• **Task requirements**:
Would you pull out every line of the material that contains the string "triangle"?
⟨
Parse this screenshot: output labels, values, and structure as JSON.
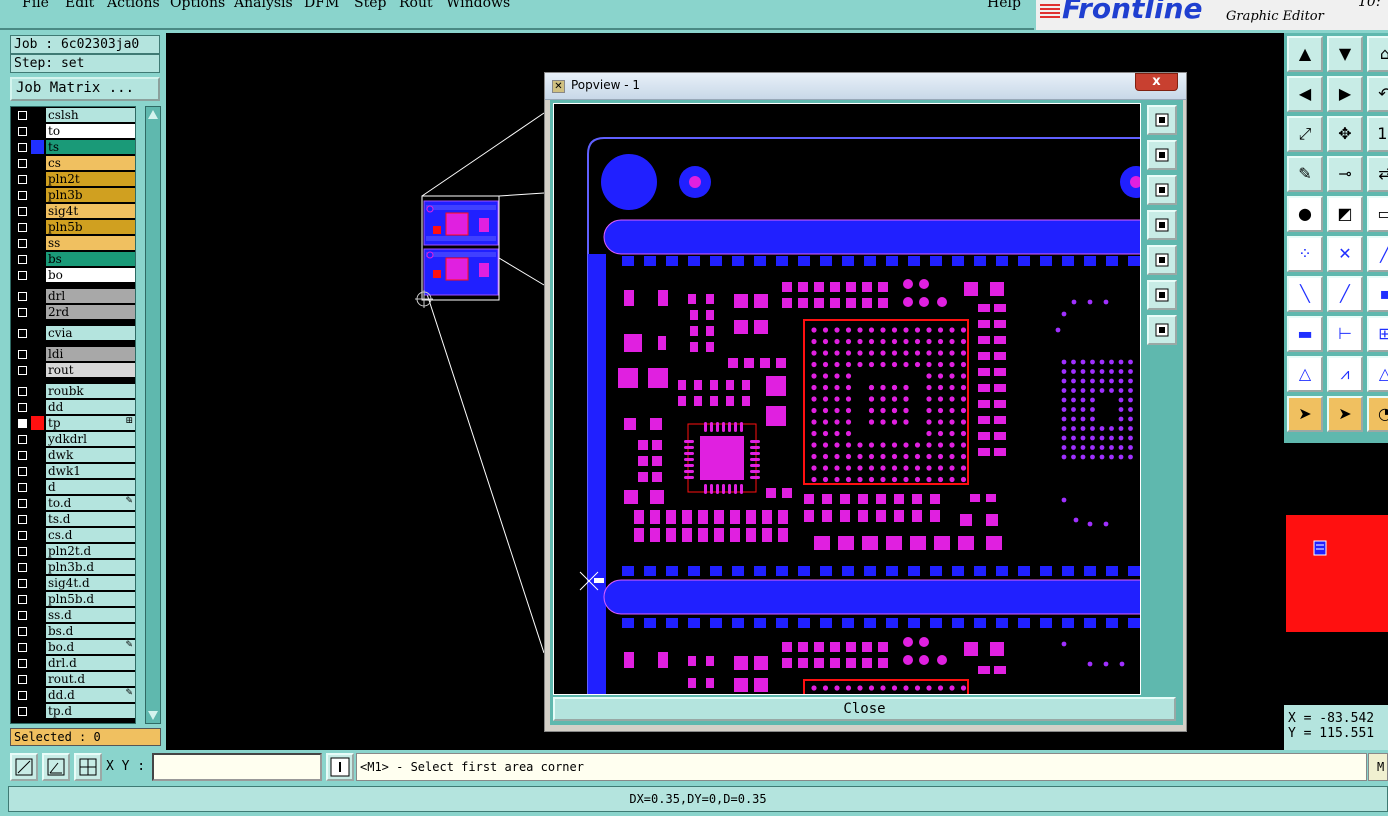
{
  "menu": {
    "items": [
      {
        "label": "File",
        "key": "F"
      },
      {
        "label": "Edit",
        "key": "E"
      },
      {
        "label": "Actions",
        "key": "A"
      },
      {
        "label": "Options",
        "key": "O"
      },
      {
        "label": "Analysis",
        "key": "A"
      },
      {
        "label": "DFM",
        "key": "D"
      },
      {
        "label": "Step",
        "key": "S"
      },
      {
        "label": "Rout",
        "key": "R"
      },
      {
        "label": "Windows",
        "key": "W"
      }
    ],
    "help": "Help"
  },
  "brand": {
    "logo": "Frontline",
    "subtitle": "Graphic Editor",
    "time": "10:"
  },
  "job": {
    "job_label": "Job : 6c02303ja0",
    "step_label": "Step: set",
    "matrix_button": "Job Matrix ..."
  },
  "layers": [
    {
      "name": "cslsh",
      "bg": "#b4e4de",
      "swatch": "#000",
      "group": 1
    },
    {
      "name": "to",
      "bg": "#ffffff",
      "swatch": "#000",
      "group": 1
    },
    {
      "name": "ts",
      "bg": "#1a9a78",
      "swatch": "#2030ff",
      "group": 1
    },
    {
      "name": "cs",
      "bg": "#f0c060",
      "swatch": "#000",
      "group": 1
    },
    {
      "name": "pln2t",
      "bg": "#d0a020",
      "swatch": "#000",
      "group": 1
    },
    {
      "name": "pln3b",
      "bg": "#d0a020",
      "swatch": "#000",
      "group": 1
    },
    {
      "name": "sig4t",
      "bg": "#f0c060",
      "swatch": "#000",
      "group": 1
    },
    {
      "name": "pln5b",
      "bg": "#d0a020",
      "swatch": "#000",
      "group": 1
    },
    {
      "name": "ss",
      "bg": "#f0c060",
      "swatch": "#000",
      "group": 1
    },
    {
      "name": "bs",
      "bg": "#1a9a78",
      "swatch": "#000",
      "group": 1
    },
    {
      "name": "bo",
      "bg": "#ffffff",
      "swatch": "#000",
      "group": 1
    },
    {
      "name": "drl",
      "bg": "#a8a8a8",
      "swatch": "#000",
      "group": 2
    },
    {
      "name": "2rd",
      "bg": "#a8a8a8",
      "swatch": "#000",
      "group": 2
    },
    {
      "name": "cvia",
      "bg": "#b4e4de",
      "swatch": "#000",
      "group": 3
    },
    {
      "name": "ldi",
      "bg": "#a8a8a8",
      "swatch": "#000",
      "group": 4
    },
    {
      "name": "rout",
      "bg": "#d8d8d8",
      "swatch": "#000",
      "group": 4
    },
    {
      "name": "roubk",
      "bg": "#b4e4de",
      "swatch": "#000",
      "group": 5
    },
    {
      "name": "dd",
      "bg": "#b4e4de",
      "swatch": "#000",
      "group": 5
    },
    {
      "name": "tp",
      "bg": "#b4e4de",
      "swatch": "#ff1010",
      "group": 5,
      "mark": "⊞",
      "selected": true
    },
    {
      "name": "ydkdrl",
      "bg": "#b4e4de",
      "swatch": "#000",
      "group": 5
    },
    {
      "name": "dwk",
      "bg": "#b4e4de",
      "swatch": "#000",
      "group": 5
    },
    {
      "name": "dwk1",
      "bg": "#b4e4de",
      "swatch": "#000",
      "group": 5
    },
    {
      "name": "d",
      "bg": "#b4e4de",
      "swatch": "#000",
      "group": 5
    },
    {
      "name": "to.d",
      "bg": "#b4e4de",
      "swatch": "#000",
      "group": 5,
      "mark": "✎"
    },
    {
      "name": "ts.d",
      "bg": "#b4e4de",
      "swatch": "#000",
      "group": 5
    },
    {
      "name": "cs.d",
      "bg": "#b4e4de",
      "swatch": "#000",
      "group": 5
    },
    {
      "name": "pln2t.d",
      "bg": "#b4e4de",
      "swatch": "#000",
      "group": 5
    },
    {
      "name": "pln3b.d",
      "bg": "#b4e4de",
      "swatch": "#000",
      "group": 5
    },
    {
      "name": "sig4t.d",
      "bg": "#b4e4de",
      "swatch": "#000",
      "group": 5
    },
    {
      "name": "pln5b.d",
      "bg": "#b4e4de",
      "swatch": "#000",
      "group": 5
    },
    {
      "name": "ss.d",
      "bg": "#b4e4de",
      "swatch": "#000",
      "group": 5
    },
    {
      "name": "bs.d",
      "bg": "#b4e4de",
      "swatch": "#000",
      "group": 5
    },
    {
      "name": "bo.d",
      "bg": "#b4e4de",
      "swatch": "#000",
      "group": 5,
      "mark": "✎"
    },
    {
      "name": "drl.d",
      "bg": "#b4e4de",
      "swatch": "#000",
      "group": 5
    },
    {
      "name": "rout.d",
      "bg": "#b4e4de",
      "swatch": "#000",
      "group": 5
    },
    {
      "name": "dd.d",
      "bg": "#b4e4de",
      "swatch": "#000",
      "group": 5,
      "mark": "✎"
    },
    {
      "name": "tp.d",
      "bg": "#b4e4de",
      "swatch": "#000",
      "group": 5
    }
  ],
  "selected_label": "Selected : 0",
  "popview": {
    "title": "Popview - 1",
    "close_x": "x",
    "close_button": "Close"
  },
  "coords": {
    "x": "X = -83.542",
    "y": "Y = 115.551"
  },
  "input": {
    "xy_label": "X Y :",
    "xy_value": "",
    "prompt": "<M1> - Select first area corner",
    "corner_label": "M"
  },
  "status": "DX=0.35,DY=0,D=0.35",
  "colors": {
    "canvas_bg": "#000000",
    "pad_magenta": "#e020e0",
    "copper_blue": "#2020ff",
    "highlight_red": "#ff1010",
    "panel_teal": "#8ad4cc"
  },
  "icons": {
    "popview_tools": [
      "zoom-window-icon",
      "pan-up-icon",
      "pan-down-icon",
      "pan-left-icon",
      "pan-right-icon",
      "zoom-fit-icon",
      "zoom-home-icon"
    ],
    "right_tools": [
      "pan-up-icon",
      "pan-down-icon",
      "home-icon",
      "pan-left-icon",
      "pan-right-icon",
      "undo-view-icon",
      "zoom-fit-icon",
      "zoom-center-icon",
      "zoom-one-icon",
      "palette-icon",
      "snap-icon",
      "measure-icon",
      "select-feature-icon",
      "area-select-icon",
      "ruler-icon",
      "node-icon",
      "cross-icon",
      "line-icon",
      "slope-icon",
      "diag-icon",
      "distance-icon",
      "pad-icon",
      "edge-icon",
      "grid-icon",
      "triangle-icon",
      "arrow-triangle-icon",
      "triangle-alt-icon",
      "pointer-icon",
      "pointer-alt-icon",
      "clock-icon"
    ]
  }
}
⟩
• **Output of the exercise**:
      "triangle-icon",
      "arrow-triangle-icon",
      "triangle-alt-icon",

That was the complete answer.